Items from a document page collection
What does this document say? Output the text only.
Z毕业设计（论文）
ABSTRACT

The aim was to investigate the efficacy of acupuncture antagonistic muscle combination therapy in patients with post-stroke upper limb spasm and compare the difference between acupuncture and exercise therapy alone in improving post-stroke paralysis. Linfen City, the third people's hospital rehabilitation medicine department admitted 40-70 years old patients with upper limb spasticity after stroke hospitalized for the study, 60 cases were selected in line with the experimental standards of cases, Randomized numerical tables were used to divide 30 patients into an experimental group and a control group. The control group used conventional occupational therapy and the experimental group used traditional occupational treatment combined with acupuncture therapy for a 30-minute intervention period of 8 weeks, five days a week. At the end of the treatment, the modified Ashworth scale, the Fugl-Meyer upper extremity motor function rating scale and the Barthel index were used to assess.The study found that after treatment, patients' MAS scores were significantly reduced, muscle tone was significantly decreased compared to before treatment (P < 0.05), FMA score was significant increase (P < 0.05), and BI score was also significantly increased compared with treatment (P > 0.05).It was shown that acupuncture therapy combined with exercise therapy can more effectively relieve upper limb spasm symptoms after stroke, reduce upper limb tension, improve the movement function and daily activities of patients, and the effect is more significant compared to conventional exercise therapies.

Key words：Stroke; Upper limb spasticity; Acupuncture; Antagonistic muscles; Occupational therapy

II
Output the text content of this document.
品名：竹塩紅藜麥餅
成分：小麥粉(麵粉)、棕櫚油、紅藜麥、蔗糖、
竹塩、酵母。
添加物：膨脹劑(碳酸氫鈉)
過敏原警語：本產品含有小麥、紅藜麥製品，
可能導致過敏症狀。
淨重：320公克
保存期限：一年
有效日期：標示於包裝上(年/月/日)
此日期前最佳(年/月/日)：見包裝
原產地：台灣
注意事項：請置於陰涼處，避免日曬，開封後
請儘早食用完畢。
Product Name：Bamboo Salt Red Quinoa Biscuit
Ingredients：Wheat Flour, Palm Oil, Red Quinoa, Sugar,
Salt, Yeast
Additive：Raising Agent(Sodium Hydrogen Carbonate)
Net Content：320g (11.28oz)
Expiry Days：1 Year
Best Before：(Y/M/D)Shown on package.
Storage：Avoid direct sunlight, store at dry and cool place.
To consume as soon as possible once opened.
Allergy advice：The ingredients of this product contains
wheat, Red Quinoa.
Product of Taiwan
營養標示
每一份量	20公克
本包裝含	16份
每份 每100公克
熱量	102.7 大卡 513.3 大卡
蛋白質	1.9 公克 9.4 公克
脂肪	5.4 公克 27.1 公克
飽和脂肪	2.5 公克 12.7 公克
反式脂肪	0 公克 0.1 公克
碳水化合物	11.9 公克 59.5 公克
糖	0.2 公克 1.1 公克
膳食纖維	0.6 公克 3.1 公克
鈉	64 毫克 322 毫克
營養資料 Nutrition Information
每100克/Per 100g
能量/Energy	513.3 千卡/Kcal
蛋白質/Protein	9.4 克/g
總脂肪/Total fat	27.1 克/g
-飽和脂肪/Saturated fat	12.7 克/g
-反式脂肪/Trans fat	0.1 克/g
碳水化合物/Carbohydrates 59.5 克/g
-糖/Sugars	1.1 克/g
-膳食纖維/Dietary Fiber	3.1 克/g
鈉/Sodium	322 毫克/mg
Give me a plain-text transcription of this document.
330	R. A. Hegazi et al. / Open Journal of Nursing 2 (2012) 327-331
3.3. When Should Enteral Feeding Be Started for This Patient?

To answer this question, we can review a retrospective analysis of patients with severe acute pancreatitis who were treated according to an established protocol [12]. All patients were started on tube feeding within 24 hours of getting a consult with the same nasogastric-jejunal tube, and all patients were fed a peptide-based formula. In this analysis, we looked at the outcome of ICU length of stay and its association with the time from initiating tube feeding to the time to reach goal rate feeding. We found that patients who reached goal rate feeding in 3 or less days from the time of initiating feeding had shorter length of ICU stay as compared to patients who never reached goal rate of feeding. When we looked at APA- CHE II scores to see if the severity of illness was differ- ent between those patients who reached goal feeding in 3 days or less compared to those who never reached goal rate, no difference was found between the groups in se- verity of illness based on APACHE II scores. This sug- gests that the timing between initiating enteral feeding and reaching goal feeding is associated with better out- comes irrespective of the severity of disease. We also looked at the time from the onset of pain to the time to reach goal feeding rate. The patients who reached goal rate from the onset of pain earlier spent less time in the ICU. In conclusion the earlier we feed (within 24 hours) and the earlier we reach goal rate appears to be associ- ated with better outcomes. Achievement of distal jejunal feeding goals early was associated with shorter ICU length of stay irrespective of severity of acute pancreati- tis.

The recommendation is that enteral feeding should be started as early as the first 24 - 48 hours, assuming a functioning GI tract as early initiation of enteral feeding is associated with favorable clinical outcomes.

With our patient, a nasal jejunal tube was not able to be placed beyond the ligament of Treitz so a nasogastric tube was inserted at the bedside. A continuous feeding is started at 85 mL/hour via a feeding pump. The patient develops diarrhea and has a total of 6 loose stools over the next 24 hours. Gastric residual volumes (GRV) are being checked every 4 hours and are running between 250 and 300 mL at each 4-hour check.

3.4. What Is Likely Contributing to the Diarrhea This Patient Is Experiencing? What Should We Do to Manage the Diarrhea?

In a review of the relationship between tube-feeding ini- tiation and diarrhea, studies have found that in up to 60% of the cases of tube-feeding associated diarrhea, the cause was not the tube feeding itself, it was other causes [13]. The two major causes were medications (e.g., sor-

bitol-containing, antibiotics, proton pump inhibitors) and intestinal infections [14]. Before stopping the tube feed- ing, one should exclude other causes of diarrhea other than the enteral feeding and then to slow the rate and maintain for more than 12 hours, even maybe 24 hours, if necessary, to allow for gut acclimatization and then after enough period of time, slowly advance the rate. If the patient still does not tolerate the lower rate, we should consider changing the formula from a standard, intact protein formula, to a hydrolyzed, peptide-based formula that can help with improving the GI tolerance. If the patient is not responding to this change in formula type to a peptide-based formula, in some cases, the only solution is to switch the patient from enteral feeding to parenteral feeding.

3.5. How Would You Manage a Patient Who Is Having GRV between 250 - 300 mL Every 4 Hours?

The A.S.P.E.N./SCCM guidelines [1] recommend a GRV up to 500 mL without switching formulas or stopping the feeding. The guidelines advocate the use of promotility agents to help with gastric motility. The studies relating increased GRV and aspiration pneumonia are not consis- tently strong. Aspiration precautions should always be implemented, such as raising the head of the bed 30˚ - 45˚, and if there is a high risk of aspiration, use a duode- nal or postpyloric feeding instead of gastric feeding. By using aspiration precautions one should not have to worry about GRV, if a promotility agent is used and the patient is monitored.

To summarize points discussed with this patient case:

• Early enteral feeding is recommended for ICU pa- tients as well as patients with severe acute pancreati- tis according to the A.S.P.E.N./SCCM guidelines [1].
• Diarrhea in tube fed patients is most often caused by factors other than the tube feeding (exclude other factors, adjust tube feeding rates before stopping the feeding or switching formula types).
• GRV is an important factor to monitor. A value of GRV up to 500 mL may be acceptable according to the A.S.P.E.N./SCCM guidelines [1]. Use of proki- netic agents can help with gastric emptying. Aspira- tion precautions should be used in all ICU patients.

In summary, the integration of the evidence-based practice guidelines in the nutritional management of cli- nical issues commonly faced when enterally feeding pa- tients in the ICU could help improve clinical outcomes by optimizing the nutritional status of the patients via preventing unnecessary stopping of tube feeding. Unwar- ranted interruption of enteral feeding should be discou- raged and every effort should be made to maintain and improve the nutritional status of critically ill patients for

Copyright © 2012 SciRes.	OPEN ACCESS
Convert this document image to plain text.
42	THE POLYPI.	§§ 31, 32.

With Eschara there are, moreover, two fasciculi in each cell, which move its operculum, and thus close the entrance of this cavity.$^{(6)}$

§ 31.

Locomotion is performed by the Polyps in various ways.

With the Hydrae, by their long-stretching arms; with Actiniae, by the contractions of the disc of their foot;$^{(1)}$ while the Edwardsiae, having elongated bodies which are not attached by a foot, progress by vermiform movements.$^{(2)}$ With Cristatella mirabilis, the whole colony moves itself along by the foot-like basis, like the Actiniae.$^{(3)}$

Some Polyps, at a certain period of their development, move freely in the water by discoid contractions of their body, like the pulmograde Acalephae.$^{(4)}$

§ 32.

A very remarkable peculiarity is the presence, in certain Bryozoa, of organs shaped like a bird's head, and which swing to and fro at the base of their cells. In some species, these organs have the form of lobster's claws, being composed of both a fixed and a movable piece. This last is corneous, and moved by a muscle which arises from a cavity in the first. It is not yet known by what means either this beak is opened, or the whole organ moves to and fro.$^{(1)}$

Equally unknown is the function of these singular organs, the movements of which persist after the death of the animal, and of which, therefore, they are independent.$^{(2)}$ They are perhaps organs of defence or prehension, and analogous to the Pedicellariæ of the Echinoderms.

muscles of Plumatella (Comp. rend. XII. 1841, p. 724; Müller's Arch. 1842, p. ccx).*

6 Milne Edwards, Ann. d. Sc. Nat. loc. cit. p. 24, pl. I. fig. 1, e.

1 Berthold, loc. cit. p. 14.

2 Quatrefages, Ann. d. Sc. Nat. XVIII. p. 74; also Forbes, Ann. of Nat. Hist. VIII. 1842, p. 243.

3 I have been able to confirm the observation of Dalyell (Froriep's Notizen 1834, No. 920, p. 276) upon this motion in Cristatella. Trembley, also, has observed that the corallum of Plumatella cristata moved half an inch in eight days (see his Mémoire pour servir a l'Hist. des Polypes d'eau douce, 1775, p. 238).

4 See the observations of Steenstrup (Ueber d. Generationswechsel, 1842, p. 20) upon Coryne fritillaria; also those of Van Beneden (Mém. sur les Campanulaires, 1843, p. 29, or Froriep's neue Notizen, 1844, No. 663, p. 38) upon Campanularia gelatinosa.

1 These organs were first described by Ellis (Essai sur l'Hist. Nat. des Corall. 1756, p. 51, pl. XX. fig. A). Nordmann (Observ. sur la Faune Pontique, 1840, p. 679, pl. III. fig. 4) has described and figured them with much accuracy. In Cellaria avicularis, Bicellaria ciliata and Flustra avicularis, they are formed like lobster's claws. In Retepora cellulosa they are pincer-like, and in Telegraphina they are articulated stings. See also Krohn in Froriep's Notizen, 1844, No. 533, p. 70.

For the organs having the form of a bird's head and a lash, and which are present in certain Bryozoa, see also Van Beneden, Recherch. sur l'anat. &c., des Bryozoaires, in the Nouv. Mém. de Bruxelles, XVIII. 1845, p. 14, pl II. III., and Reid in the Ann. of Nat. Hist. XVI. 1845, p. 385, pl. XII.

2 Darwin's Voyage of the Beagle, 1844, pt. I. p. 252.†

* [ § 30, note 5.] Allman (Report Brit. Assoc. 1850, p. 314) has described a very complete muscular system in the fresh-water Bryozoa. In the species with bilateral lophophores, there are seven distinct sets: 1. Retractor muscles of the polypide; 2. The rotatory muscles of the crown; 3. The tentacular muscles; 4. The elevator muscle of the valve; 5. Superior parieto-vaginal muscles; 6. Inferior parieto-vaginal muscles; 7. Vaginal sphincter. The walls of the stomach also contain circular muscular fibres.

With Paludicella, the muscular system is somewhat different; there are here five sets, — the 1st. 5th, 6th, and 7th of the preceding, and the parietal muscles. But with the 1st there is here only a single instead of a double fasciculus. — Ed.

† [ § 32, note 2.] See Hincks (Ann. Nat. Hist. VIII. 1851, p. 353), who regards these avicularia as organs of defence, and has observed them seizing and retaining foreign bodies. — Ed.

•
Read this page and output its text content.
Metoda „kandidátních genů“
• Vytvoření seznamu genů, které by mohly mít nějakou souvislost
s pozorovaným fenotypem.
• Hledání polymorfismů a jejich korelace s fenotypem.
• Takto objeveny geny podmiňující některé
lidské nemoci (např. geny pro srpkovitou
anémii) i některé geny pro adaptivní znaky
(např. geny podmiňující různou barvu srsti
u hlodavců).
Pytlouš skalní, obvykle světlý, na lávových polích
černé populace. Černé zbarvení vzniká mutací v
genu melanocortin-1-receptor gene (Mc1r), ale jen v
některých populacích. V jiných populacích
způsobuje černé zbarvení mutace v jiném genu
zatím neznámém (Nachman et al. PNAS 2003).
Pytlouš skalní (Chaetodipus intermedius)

**The task:** Please find, in the entries above, every line where "podmiňující" occurs, and copy it.

**Solution to this exercise:**
• Takto objeveny geny podmiňující některé
(např. geny podmiňující různou barvu srsti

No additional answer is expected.